### Working data
%%

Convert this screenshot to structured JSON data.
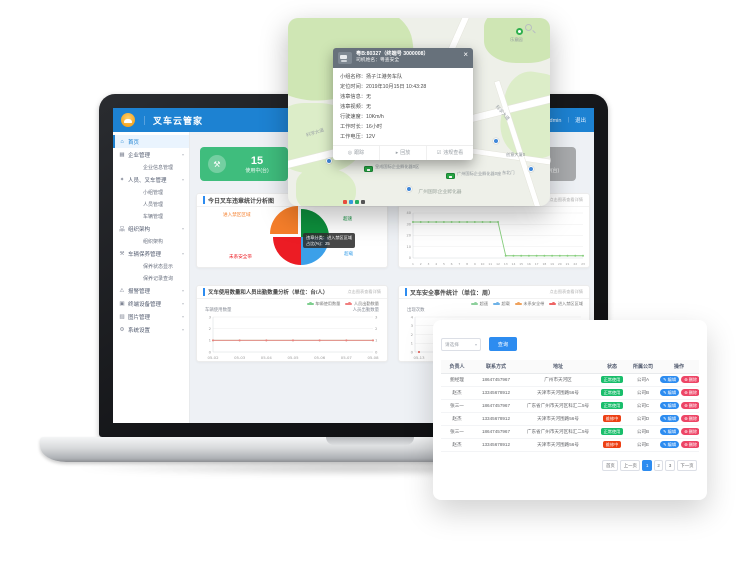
{
  "app": {
    "topbar": {
      "title": "叉车云管家",
      "separator": "｜",
      "user_text": "欢迎您，admin",
      "divider": "｜",
      "logout": "退出"
    },
    "sidebar": {
      "items": [
        {
          "label": "首页",
          "icon": "home-icon",
          "glyph": "⌂",
          "level": 0,
          "active": true
        },
        {
          "label": "企业管理",
          "icon": "building-icon",
          "glyph": "▦",
          "level": 0,
          "chevron": true
        },
        {
          "label": "企业信息管理",
          "level": 1
        },
        {
          "label": "人员、叉车管理",
          "icon": "people-icon",
          "glyph": "✦",
          "level": 0,
          "chevron": true
        },
        {
          "label": "小组管理",
          "level": 1
        },
        {
          "label": "人员管理",
          "level": 1
        },
        {
          "label": "车辆管理",
          "level": 1
        },
        {
          "label": "组织架构",
          "icon": "org-chart-icon",
          "glyph": "品",
          "level": 0,
          "chevron": true
        },
        {
          "label": "组织架构",
          "level": 1
        },
        {
          "label": "车辆保养管理",
          "icon": "wrench-icon",
          "glyph": "⚒",
          "level": 0,
          "chevron": true
        },
        {
          "label": "保养状态显示",
          "level": 1
        },
        {
          "label": "保养记录查询",
          "level": 1
        },
        {
          "label": "报警管理",
          "icon": "alarm-icon",
          "glyph": "⚠",
          "level": 0,
          "chevron": true
        },
        {
          "label": "终端设备管理",
          "icon": "device-icon",
          "glyph": "▣",
          "level": 0,
          "chevron": true
        },
        {
          "label": "图片管理",
          "icon": "image-icon",
          "glyph": "▨",
          "level": 0,
          "chevron": true
        },
        {
          "label": "系统设置",
          "icon": "gear-icon",
          "glyph": "⚙",
          "level": 0,
          "chevron": true
        }
      ]
    },
    "stat_cards": [
      {
        "value": "15",
        "label": "使用中(台)",
        "color": "#3fbd7d"
      },
      {
        "value": "",
        "label": "",
        "color": "#c2c6ca"
      },
      {
        "value": "",
        "label": "",
        "color": "#c2c6ca"
      },
      {
        "value": "10",
        "label": "未使用中(台)",
        "color": "#a9abad"
      }
    ],
    "panels": {
      "pie": {
        "title": "今日叉车违章统计分析图",
        "hint": "点击图表查看详情"
      },
      "online": {
        "hint": "点击图表查看详情"
      },
      "usage": {
        "title": "叉车使用数量和人员出勤数量分析（单位：台/人）",
        "hint": "点击图表查看详情",
        "left_axis": "车辆使用数量",
        "right_axis": "人员出勤数量"
      },
      "safety": {
        "title": "叉车安全事件统计（单位：周）",
        "hint": "点击图表查看详情",
        "left_axis": "出现次数"
      }
    }
  },
  "map_overlay": {
    "popup": {
      "plate_line": "粤B:80327（终端号 3000008）",
      "driver_line": "司机姓名：粤查安全",
      "close": "×",
      "rows": [
        {
          "label": "小组名称",
          "value": "扬子江港务车队"
        },
        {
          "label": "定位时间",
          "value": "2019年10月15日 10:43:28"
        },
        {
          "label": "违章信息",
          "value": "无"
        },
        {
          "label": "违章视频",
          "value": "无"
        },
        {
          "label": "行驶速度",
          "value": "10Km/h"
        },
        {
          "label": "工作时长",
          "value": "16小时"
        },
        {
          "label": "工作电压",
          "value": "12V"
        }
      ],
      "actions": [
        {
          "icon": "track-icon",
          "glyph": "◎",
          "label": "跟踪"
        },
        {
          "icon": "playback-icon",
          "glyph": "▸",
          "label": "回放"
        },
        {
          "icon": "violation-view-icon",
          "glyph": "☑",
          "label": "违规查看"
        }
      ]
    },
    "labels": {
      "road1": "科学大道",
      "road2": "科学大道",
      "truck_poi_1": "皇成国际企业孵化器0区",
      "truck_poi_2": "广州国际企业孵化器0座",
      "area": "广州国际企业孵化器",
      "gate": "东北门",
      "building": "创意大厦0",
      "park_poi": "乐意园"
    }
  },
  "table_card": {
    "select_placeholder": "请选择",
    "search_button": "查询",
    "columns": [
      "负责人",
      "联系方式",
      "地址",
      "状态",
      "所属公司",
      "操作"
    ],
    "rows": [
      {
        "name": "鲍经理",
        "phone": "18647457967",
        "address": "广州市天河区",
        "status": "正常使用",
        "status_type": "ok",
        "company": "公司A"
      },
      {
        "name": "赵杰",
        "phone": "13345678912",
        "address": "天津市天河围路56号",
        "status": "正常使用",
        "status_type": "ok",
        "company": "公司B"
      },
      {
        "name": "张三一",
        "phone": "18647457967",
        "address": "广东省广州市天河区科汇二5号",
        "status": "正常使用",
        "status_type": "ok",
        "company": "公司C"
      },
      {
        "name": "赵杰",
        "phone": "13345678912",
        "address": "天津市天河围路56号",
        "status": "维修中",
        "status_type": "repair",
        "company": "公司D"
      },
      {
        "name": "张三一",
        "phone": "18647457967",
        "address": "广东省广州市天河区科汇二5号",
        "status": "正常使用",
        "status_type": "ok",
        "company": "公司B"
      },
      {
        "name": "赵杰",
        "phone": "13345678912",
        "address": "天津市天河围路56号",
        "status": "维修中",
        "status_type": "repair",
        "company": "公司E"
      }
    ],
    "actions": {
      "edit": "编辑",
      "delete": "删除"
    },
    "pagination": [
      "首页",
      "上一页",
      "1",
      "2",
      "3",
      "下一页"
    ],
    "pagination_active": "1"
  },
  "chart_data": [
    {
      "id": "violations_pie",
      "type": "pie",
      "title": "今日叉车违章统计分析图",
      "labels": [
        "超速",
        "超载",
        "未系安全带",
        "进入禁区区域"
      ],
      "values": [
        25,
        25,
        25,
        25
      ],
      "colors": [
        "#0d8f3c",
        "#3ba0e9",
        "#ec1c24",
        "#f57e2a"
      ],
      "exploded": "进入禁区区域",
      "tooltip": [
        "违章分类：进入禁区区域",
        "占比(%)：25"
      ]
    },
    {
      "id": "online_line",
      "type": "line",
      "x": [
        1,
        2,
        3,
        4,
        5,
        6,
        7,
        8,
        9,
        10,
        11,
        12,
        13,
        14,
        15,
        16,
        17,
        18,
        19,
        20,
        21,
        22,
        23
      ],
      "series": [
        {
          "name": "",
          "color": "#86ce7d",
          "values": [
            32,
            32,
            32,
            32,
            32,
            32,
            32,
            32,
            32,
            32,
            32,
            32,
            2,
            2,
            2,
            2,
            2,
            2,
            2,
            2,
            2,
            2,
            2
          ]
        }
      ],
      "ylim": [
        0,
        40
      ],
      "yticks": [
        0,
        10,
        20,
        30,
        40
      ],
      "grid": true,
      "legend_position": "none"
    },
    {
      "id": "usage_line",
      "type": "line",
      "title": "叉车使用数量和人员出勤数量分析（单位：台/人）",
      "categories": [
        "05-02",
        "05-03",
        "05-04",
        "05-05",
        "05-06",
        "05-07",
        "05-08"
      ],
      "series": [
        {
          "name": "车辆使用数量",
          "color": "#7ecf8f",
          "values": [
            1,
            1,
            1,
            1,
            1,
            1,
            1
          ]
        },
        {
          "name": "人员出勤数量",
          "color": "#f07f7f",
          "values": [
            1,
            1,
            1,
            1,
            1,
            1,
            1
          ]
        }
      ],
      "ylim": [
        0,
        3
      ],
      "yticks": [
        0,
        1,
        2,
        3
      ],
      "grid": true,
      "legend_position": "top-right",
      "ylabel_left": "车辆使用数量",
      "ylabel_right": "人员出勤数量"
    },
    {
      "id": "safety_line",
      "type": "line",
      "title": "叉车安全事件统计（单位：周）",
      "categories": [
        "05-13"
      ],
      "series": [
        {
          "name": "超速",
          "color": "#8fd19e",
          "values": [
            0
          ]
        },
        {
          "name": "超载",
          "color": "#6fb3e8",
          "values": [
            0
          ]
        },
        {
          "name": "未系安全带",
          "color": "#f0a35e",
          "values": [
            0
          ]
        },
        {
          "name": "进入禁区区域",
          "color": "#ef6666",
          "values": [
            0
          ]
        }
      ],
      "ylim": [
        0,
        4
      ],
      "yticks": [
        0,
        1,
        2,
        3,
        4
      ],
      "grid": true,
      "legend_position": "top-right",
      "ylabel_left": "出现次数"
    }
  ]
}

%%

### Exercise goal
Scan the listing above. Gather each line that contains the word "叉车安全事件统计".

### Finished answer
        "title": "叉车安全事件统计（单位：周）",
      "title": "叉车安全事件统计（单位：周）",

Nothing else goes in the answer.